Your task ▸ All records below must be retyped exactly.

** START OF Given records **

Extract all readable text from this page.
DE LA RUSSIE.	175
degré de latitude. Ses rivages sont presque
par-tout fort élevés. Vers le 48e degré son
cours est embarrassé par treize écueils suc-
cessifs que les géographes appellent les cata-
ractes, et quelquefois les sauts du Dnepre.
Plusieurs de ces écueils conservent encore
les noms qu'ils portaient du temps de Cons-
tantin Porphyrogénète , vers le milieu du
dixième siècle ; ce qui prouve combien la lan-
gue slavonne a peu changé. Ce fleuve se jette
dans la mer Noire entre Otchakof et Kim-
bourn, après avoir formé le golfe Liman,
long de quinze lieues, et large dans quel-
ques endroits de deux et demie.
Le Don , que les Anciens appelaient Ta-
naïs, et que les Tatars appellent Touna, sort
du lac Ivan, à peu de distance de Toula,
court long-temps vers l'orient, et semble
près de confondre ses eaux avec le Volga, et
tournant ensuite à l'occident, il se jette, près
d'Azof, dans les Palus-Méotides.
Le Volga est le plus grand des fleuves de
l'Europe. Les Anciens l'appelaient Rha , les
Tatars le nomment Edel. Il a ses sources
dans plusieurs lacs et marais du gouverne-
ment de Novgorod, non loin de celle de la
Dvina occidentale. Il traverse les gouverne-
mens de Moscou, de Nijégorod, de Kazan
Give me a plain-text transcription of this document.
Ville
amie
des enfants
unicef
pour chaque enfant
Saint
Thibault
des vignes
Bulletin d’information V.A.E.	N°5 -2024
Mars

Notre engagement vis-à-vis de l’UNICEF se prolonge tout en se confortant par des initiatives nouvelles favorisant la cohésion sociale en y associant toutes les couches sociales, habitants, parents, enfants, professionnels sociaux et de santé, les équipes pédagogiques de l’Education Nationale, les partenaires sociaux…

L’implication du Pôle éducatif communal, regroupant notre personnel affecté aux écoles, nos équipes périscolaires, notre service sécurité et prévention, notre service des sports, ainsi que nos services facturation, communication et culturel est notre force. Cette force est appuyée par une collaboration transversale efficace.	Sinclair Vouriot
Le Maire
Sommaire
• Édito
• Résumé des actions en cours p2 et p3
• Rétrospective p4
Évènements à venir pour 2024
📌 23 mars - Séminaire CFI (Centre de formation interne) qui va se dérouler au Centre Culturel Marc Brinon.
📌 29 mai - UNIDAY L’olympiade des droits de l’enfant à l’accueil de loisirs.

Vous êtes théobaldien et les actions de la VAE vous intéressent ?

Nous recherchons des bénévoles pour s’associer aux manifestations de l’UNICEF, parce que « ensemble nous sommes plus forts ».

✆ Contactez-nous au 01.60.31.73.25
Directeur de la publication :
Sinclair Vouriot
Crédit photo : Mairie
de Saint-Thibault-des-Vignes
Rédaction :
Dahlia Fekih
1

** END OF Given records **

Solution to the exercise ▸
Extract all readable text from this page.
DE LA RUSSIE.	175
degré de latitude. Ses rivages sont presque
par-tout fort élevés. Vers le 48e degré son
cours est embarrassé par treize écueils suc-
cessifs que les géographes appellent les cata-
ractes, et quelquefois les sauts du Dnepre.
Plusieurs de ces écueils conservent encore
les noms qu'ils portaient du temps de Cons-
tantin Porphyrogénète , vers le milieu du
dixième siècle ; ce qui prouve combien la lan-
gue slavonne a peu changé. Ce fleuve se jette
dans la mer Noire entre Otchakof et Kim-
bourn, après avoir formé le golfe Liman,
long de quinze lieues, et large dans quel-
ques endroits de deux et demie.
Le Don , que les Anciens appelaient Ta-
naïs, et que les Tatars appellent Touna, sort
du lac Ivan, à peu de distance de Toula,
court long-temps vers l'orient, et semble
près de confondre ses eaux avec le Volga, et
tournant ensuite à l'occident, il se jette, près
d'Azof, dans les Palus-Méotides.
Le Volga est le plus grand des fleuves de
l'Europe. Les Anciens l'appelaient Rha , les
Tatars le nomment Edel. Il a ses sources
dans plusieurs lacs et marais du gouverne-
ment de Novgorod, non loin de celle de la
Dvina occidentale. Il traverse les gouverne-
mens de Moscou, de Nijégorod, de Kazan
Give me a plain-text transcription of this document.
Ville
amie
des enfants
unicef
pour chaque enfant
Saint
Thibault
des vignes
Bulletin d’information V.A.E.	N°5 -2024
Mars

Notre engagement vis-à-vis de l’UNICEF se prolonge tout en se confortant par des initiatives nouvelles favorisant la cohésion sociale en y associant toutes les couches sociales, habitants, parents, enfants, professionnels sociaux et de santé, les équipes pédagogiques de l’Education Nationale, les partenaires sociaux…

L’implication du Pôle éducatif communal, regroupant notre personnel affecté aux écoles, nos équipes périscolaires, notre service sécurité et prévention, notre service des sports, ainsi que nos services facturation, communication et culturel est notre force. Cette force est appuyée par une collaboration transversale efficace.	Sinclair Vouriot
Le Maire
Sommaire
• Édito
• Résumé des actions en cours p2 et p3
• Rétrospective p4
Évènements à venir pour 2024
📌 23 mars - Séminaire CFI (Centre de formation interne) qui va se dérouler au Centre Culturel Marc Brinon.
📌 29 mai - UNIDAY L’olympiade des droits de l’enfant à l’accueil de loisirs.

Vous êtes théobaldien et les actions de la VAE vous intéressent ?

Nous recherchons des bénévoles pour s’associer aux manifestations de l’UNICEF, parce que « ensemble nous sommes plus forts ».

✆ Contactez-nous au 01.60.31.73.25
Directeur de la publication :
Sinclair Vouriot
Crédit photo : Mairie
de Saint-Thibault-des-Vignes
Rédaction :
Dahlia Fekih
1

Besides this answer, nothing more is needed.